-- BEGIN RECORDS SUPPLIED --

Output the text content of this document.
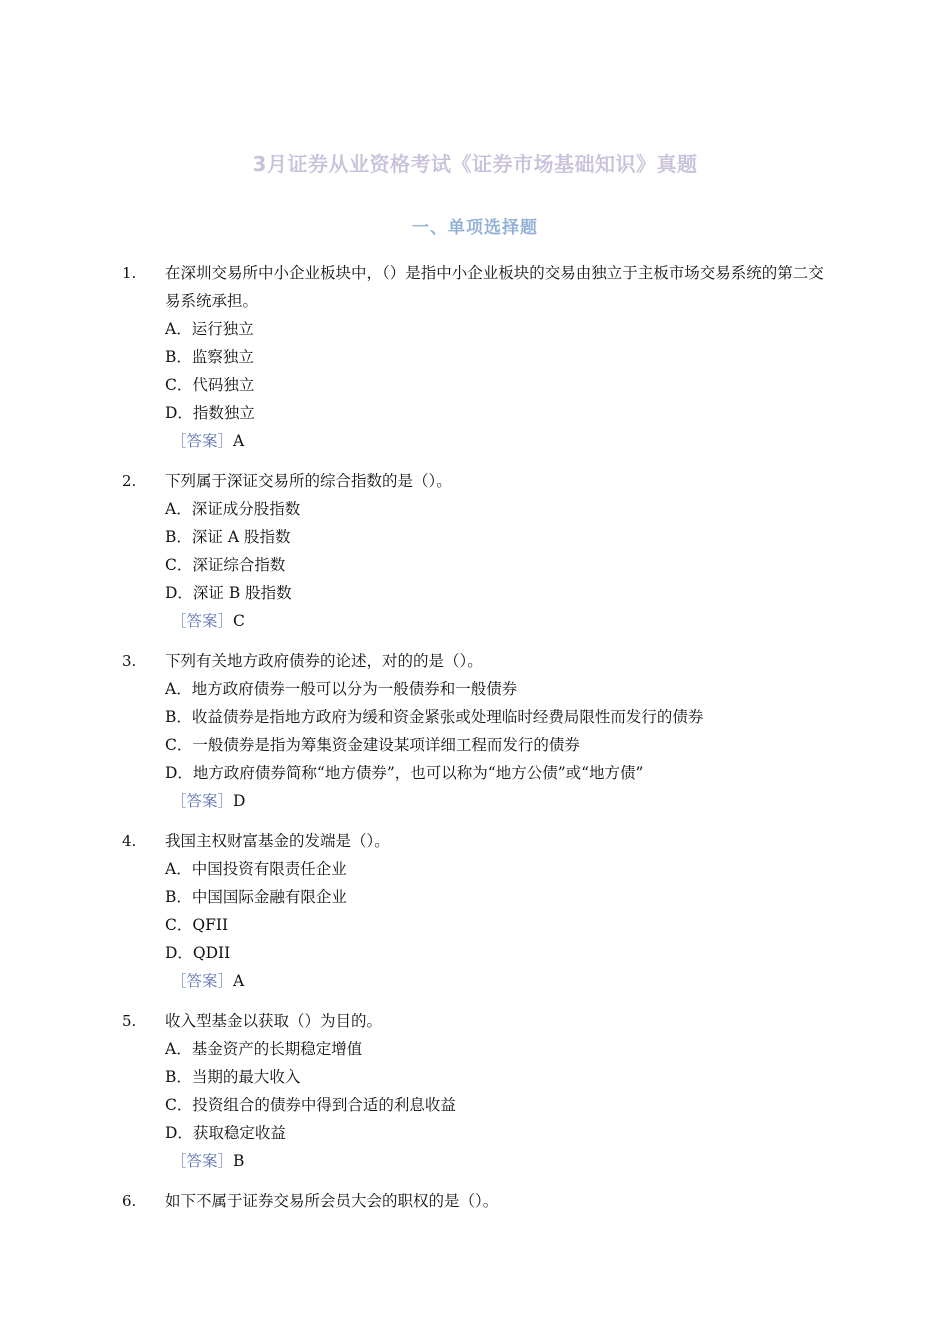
3月证券从业资格考试《证券市场基础知识》真题
一、单项选择题
1. 在深圳交易所中小企业板块中，（）是指中小企业板块的交易由独立于主板市场交易系统的第二交易系统承担。
A．运行独立
B．监察独立
C．代码独立
D．指数独立
［答案］A
2. 下列属于深证交易所的综合指数的是（）。
A．深证成分股指数
B．深证 A 股指数
C．深证综合指数
D．深证 B 股指数
［答案］C
3. 下列有关地方政府债券的论述，对的的是（）。
A．地方政府债券一般可以分为一般债券和一般债券
B．收益债券是指地方政府为缓和资金紧张或处理临时经费局限性而发行的债券
C．一般债券是指为筹集资金建设某项详细工程而发行的债券
D．地方政府债券简称“地方债券”，也可以称为“地方公债”或“地方债”
［答案］D
4. 我国主权财富基金的发端是（）。
A．中国投资有限责任企业
B．中国国际金融有限企业
C．QFII
D．QDII
［答案］A
5. 收入型基金以获取（）为目的。
A．基金资产的长期稳定增值
B．当期的最大收入
C．投资组合的债券中得到合适的利息收益
D．获取稳定收益
［答案］B
6. 如下不属于证券交易所会员大会的职权的是（）。
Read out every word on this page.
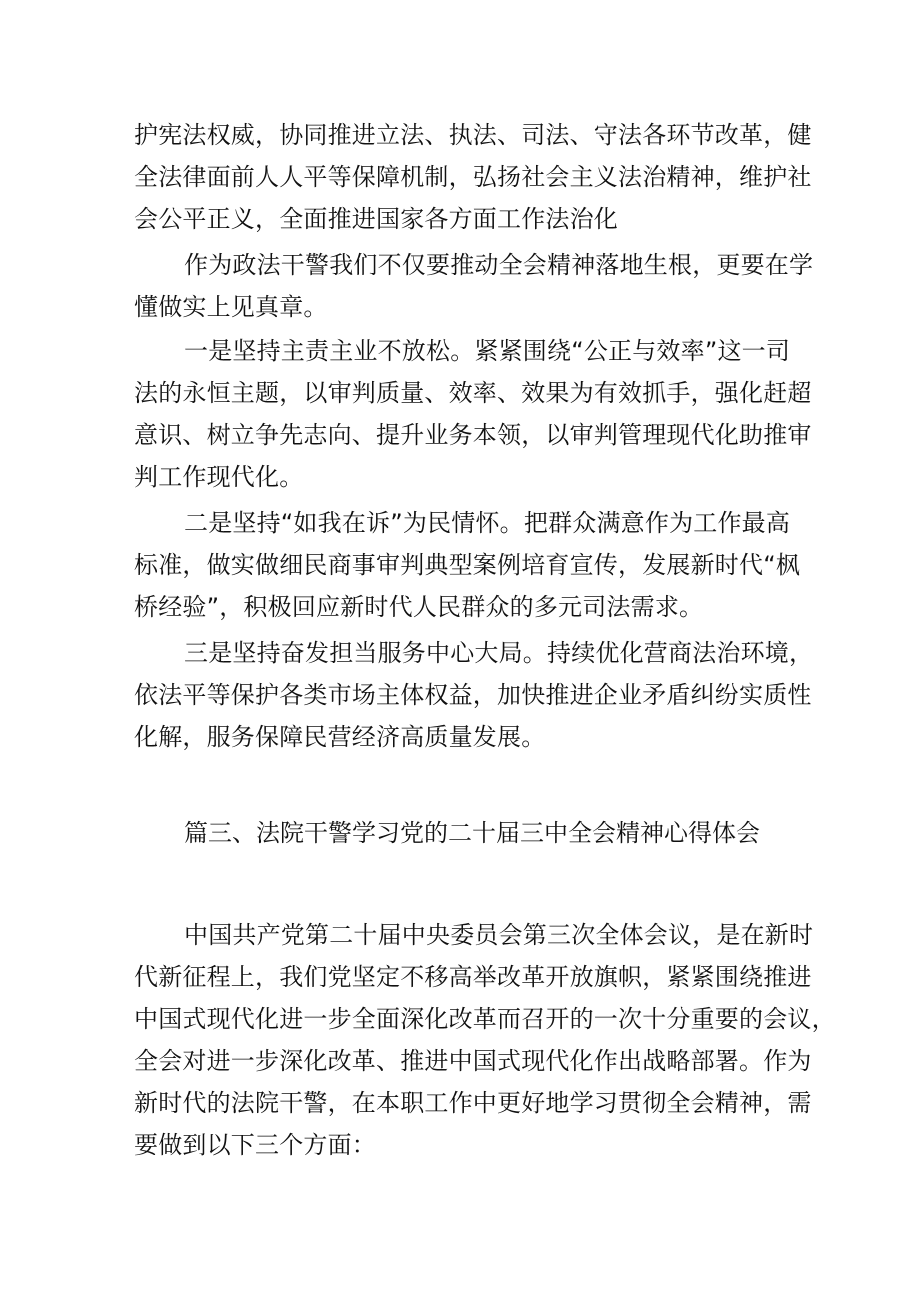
护宪法权威，协同推进立法、执法、司法、守法各环节改革，健
全法律面前人人平等保障机制，弘扬社会主义法治精神，维护社
会公平正义，全面推进国家各方面工作法治化
作为政法干警我们不仅要推动全会精神落地生根，更要在学
懂做实上见真章。
一是坚持主责主业不放松。紧紧围绕“公正与效率”这一司
法的永恒主题，以审判质量、效率、效果为有效抓手，强化赶超
意识、树立争先志向、提升业务本领，以审判管理现代化助推审
判工作现代化。
二是坚持“如我在诉”为民情怀。把群众满意作为工作最高
标准，做实做细民商事审判典型案例培育宣传，发展新时代“枫
桥经验”，积极回应新时代人民群众的多元司法需求。
三是坚持奋发担当服务中心大局。持续优化营商法治环境，
依法平等保护各类市场主体权益，加快推进企业矛盾纠纷实质性
化解，服务保障民营经济高质量发展。
篇三、法院干警学习党的二十届三中全会精神心得体会
中国共产党第二十届中央委员会第三次全体会议，是在新时
代新征程上，我们党坚定不移高举改革开放旗帜，紧紧围绕推进
中国式现代化进一步全面深化改革而召开的一次十分重要的会议，
全会对进一步深化改革、推进中国式现代化作出战略部署。作为
新时代的法院干警，在本职工作中更好地学习贯彻全会精神，需
要做到以下三个方面：
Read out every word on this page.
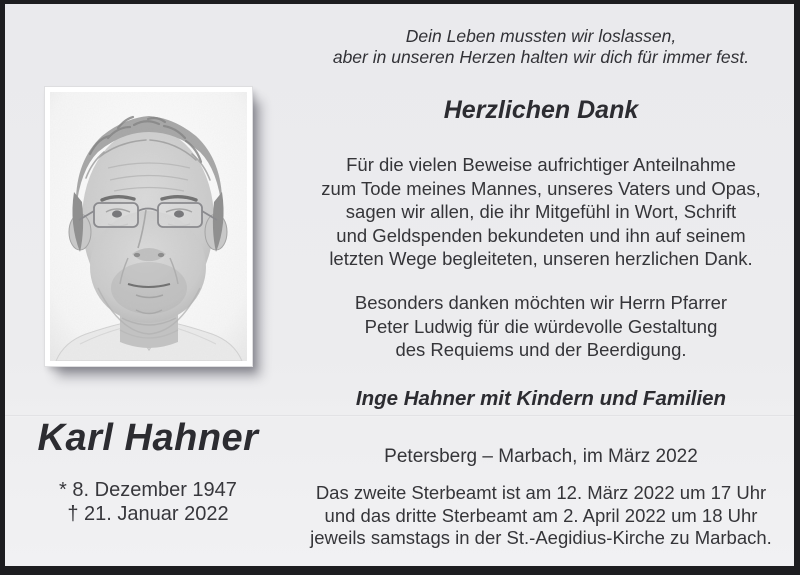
Karl Hahner
* 8. Dezember 1947
† 21. Januar 2022
Dein Leben mussten wir loslassen,
aber in unseren Herzen halten wir dich für immer fest.
Herzlichen Dank
Für die vielen Beweise aufrichtiger Anteilnahme
zum Tode meines Mannes, unseres Vaters und Opas,
sagen wir allen, die ihr Mitgefühl in Wort, Schrift
und Geldspenden bekundeten und ihn auf seinem
letzten Wege begleiteten, unseren herzlichen Dank.
Besonders danken möchten wir Herrn Pfarrer
Peter Ludwig für die würdevolle Gestaltung
des Requiems und der Beerdigung.
Inge Hahner mit Kindern und Familien
Petersberg – Marbach, im März 2022
Das zweite Sterbeamt ist am 12. März 2022 um 17 Uhr
und das dritte Sterbeamt am 2. April 2022 um 18 Uhr
jeweils samstags in der St.-Aegidius-Kirche zu Marbach.
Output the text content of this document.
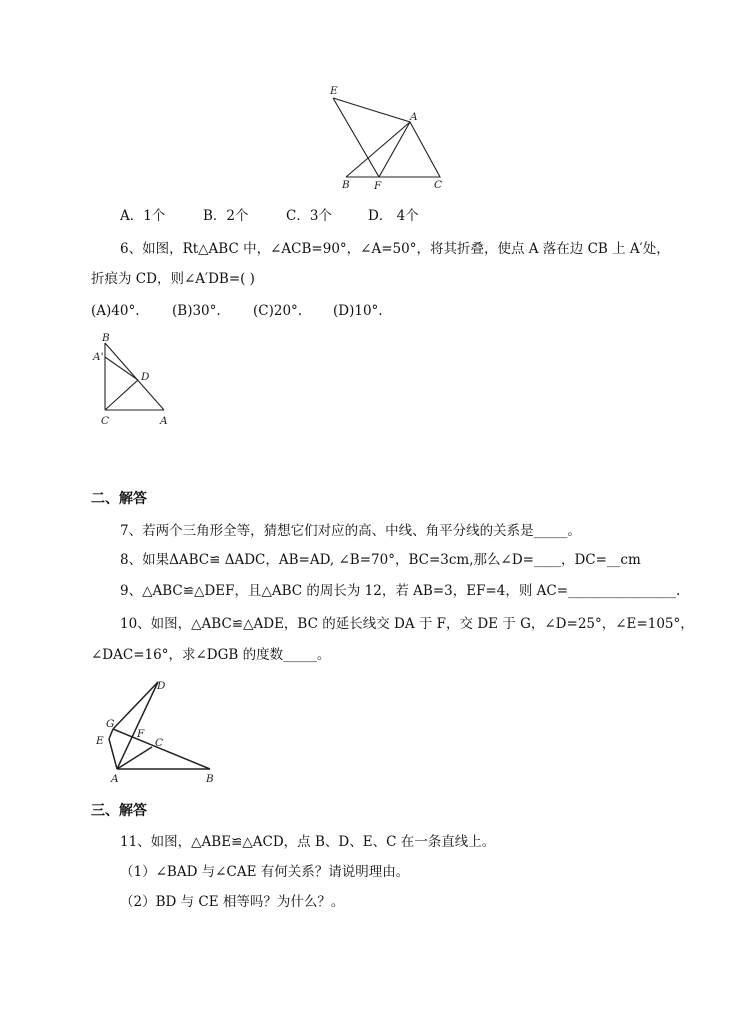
E
A
B F	C
A．1个	B．2个	C．3个	D． 4个
6、如图，Rt△ABC 中，∠ACB=90°，∠A=50°，将其折叠，使点 A 落在边 CB 上 A′处，
折痕为 CD，则∠A′DB=( )
(A)40°. (B)30°. (C)20°. (D)10°.
B
A'
D
C	A
二、解答
7、若两个三角形全等，猜想它们对应的高、中线、角平分线的关系是_____。
8、如果ΔABC≌ ΔADC，AB=AD, ∠B=70°，BC=3cm,那么∠D=____，DC=__cm
9、△ABC≌△DEF，且△ABC 的周长为 12，若 AB=3，EF=4，则 AC=________________.
10、如图，△ABC≌△ADE，BC 的延长线交 DA 于 F，交 DE 于 G，∠D=25°，∠E=105°，
∠DAC=16°，求∠DGB 的度数_____。
D
G
F
E	C
A	B
三、解答
11、如图，△ABE≌△ACD，点 B、D、E、C 在一条直线上。
（1）∠BAD 与∠CAE 有何关系？请说明理由。
（2）BD 与 CE 相等吗？为什么？。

-- END RECORDS SUPPLIED --

DESCRIPTION OF THE TASK
Output a faithful copy of the data, with each picture left out.

PROBLEM SOLUTION
Output the text content of this document.
3月证券从业资格考试《证券市场基础知识》真题
一、单项选择题
1. 在深圳交易所中小企业板块中，（）是指中小企业板块的交易由独立于主板市场交易系统的第二交易系统承担。
A．运行独立
B．监察独立
C．代码独立
D．指数独立
［答案］A
2. 下列属于深证交易所的综合指数的是（）。
A．深证成分股指数
B．深证 A 股指数
C．深证综合指数
D．深证 B 股指数
［答案］C
3. 下列有关地方政府债券的论述，对的的是（）。
A．地方政府债券一般可以分为一般债券和一般债券
B．收益债券是指地方政府为缓和资金紧张或处理临时经费局限性而发行的债券
C．一般债券是指为筹集资金建设某项详细工程而发行的债券
D．地方政府债券简称“地方债券”，也可以称为“地方公债”或“地方债”
［答案］D
4. 我国主权财富基金的发端是（）。
A．中国投资有限责任企业
B．中国国际金融有限企业
C．QFII
D．QDII
［答案］A
5. 收入型基金以获取（）为目的。
A．基金资产的长期稳定增值
B．当期的最大收入
C．投资组合的债券中得到合适的利息收益
D．获取稳定收益
［答案］B
6. 如下不属于证券交易所会员大会的职权的是（）。
Read out every word on this page.
护宪法权威，协同推进立法、执法、司法、守法各环节改革，健
全法律面前人人平等保障机制，弘扬社会主义法治精神，维护社
会公平正义，全面推进国家各方面工作法治化
作为政法干警我们不仅要推动全会精神落地生根，更要在学
懂做实上见真章。
一是坚持主责主业不放松。紧紧围绕“公正与效率”这一司
法的永恒主题，以审判质量、效率、效果为有效抓手，强化赶超
意识、树立争先志向、提升业务本领，以审判管理现代化助推审
判工作现代化。
二是坚持“如我在诉”为民情怀。把群众满意作为工作最高
标准，做实做细民商事审判典型案例培育宣传，发展新时代“枫
桥经验”，积极回应新时代人民群众的多元司法需求。
三是坚持奋发担当服务中心大局。持续优化营商法治环境，
依法平等保护各类市场主体权益，加快推进企业矛盾纠纷实质性
化解，服务保障民营经济高质量发展。
篇三、法院干警学习党的二十届三中全会精神心得体会
中国共产党第二十届中央委员会第三次全体会议，是在新时
代新征程上，我们党坚定不移高举改革开放旗帜，紧紧围绕推进
中国式现代化进一步全面深化改革而召开的一次十分重要的会议，
全会对进一步深化改革、推进中国式现代化作出战略部署。作为
新时代的法院干警，在本职工作中更好地学习贯彻全会精神，需
要做到以下三个方面：
Read out every word on this page.
Karl Hahner
* 8. Dezember 1947
† 21. Januar 2022
Dein Leben mussten wir loslassen,
aber in unseren Herzen halten wir dich für immer fest.
Herzlichen Dank
Für die vielen Beweise aufrichtiger Anteilnahme
zum Tode meines Mannes, unseres Vaters und Opas,
sagen wir allen, die ihr Mitgefühl in Wort, Schrift
und Geldspenden bekundeten und ihn auf seinem
letzten Wege begleiteten, unseren herzlichen Dank.
Besonders danken möchten wir Herrn Pfarrer
Peter Ludwig für die würdevolle Gestaltung
des Requiems und der Beerdigung.
Inge Hahner mit Kindern und Familien
Petersberg – Marbach, im März 2022
Das zweite Sterbeamt ist am 12. März 2022 um 17 Uhr
und das dritte Sterbeamt am 2. April 2022 um 18 Uhr
jeweils samstags in der St.-Aegidius-Kirche zu Marbach.
Output the text content of this document.
E
A
B F	C
A．1个	B．2个	C．3个	D． 4个
6、如图，Rt△ABC 中，∠ACB=90°，∠A=50°，将其折叠，使点 A 落在边 CB 上 A′处，
折痕为 CD，则∠A′DB=( )
(A)40°. (B)30°. (C)20°. (D)10°.
B
A'
D
C	A
二、解答
7、若两个三角形全等，猜想它们对应的高、中线、角平分线的关系是_____。
8、如果ΔABC≌ ΔADC，AB=AD, ∠B=70°，BC=3cm,那么∠D=____，DC=__cm
9、△ABC≌△DEF，且△ABC 的周长为 12，若 AB=3，EF=4，则 AC=________________.
10、如图，△ABC≌△ADE，BC 的延长线交 DA 于 F，交 DE 于 G，∠D=25°，∠E=105°，
∠DAC=16°，求∠DGB 的度数_____。
D
G
F
E	C
A	B
三、解答
11、如图，△ABE≌△ACD，点 B、D、E、C 在一条直线上。
（1）∠BAD 与∠CAE 有何关系？请说明理由。
（2）BD 与 CE 相等吗？为什么？。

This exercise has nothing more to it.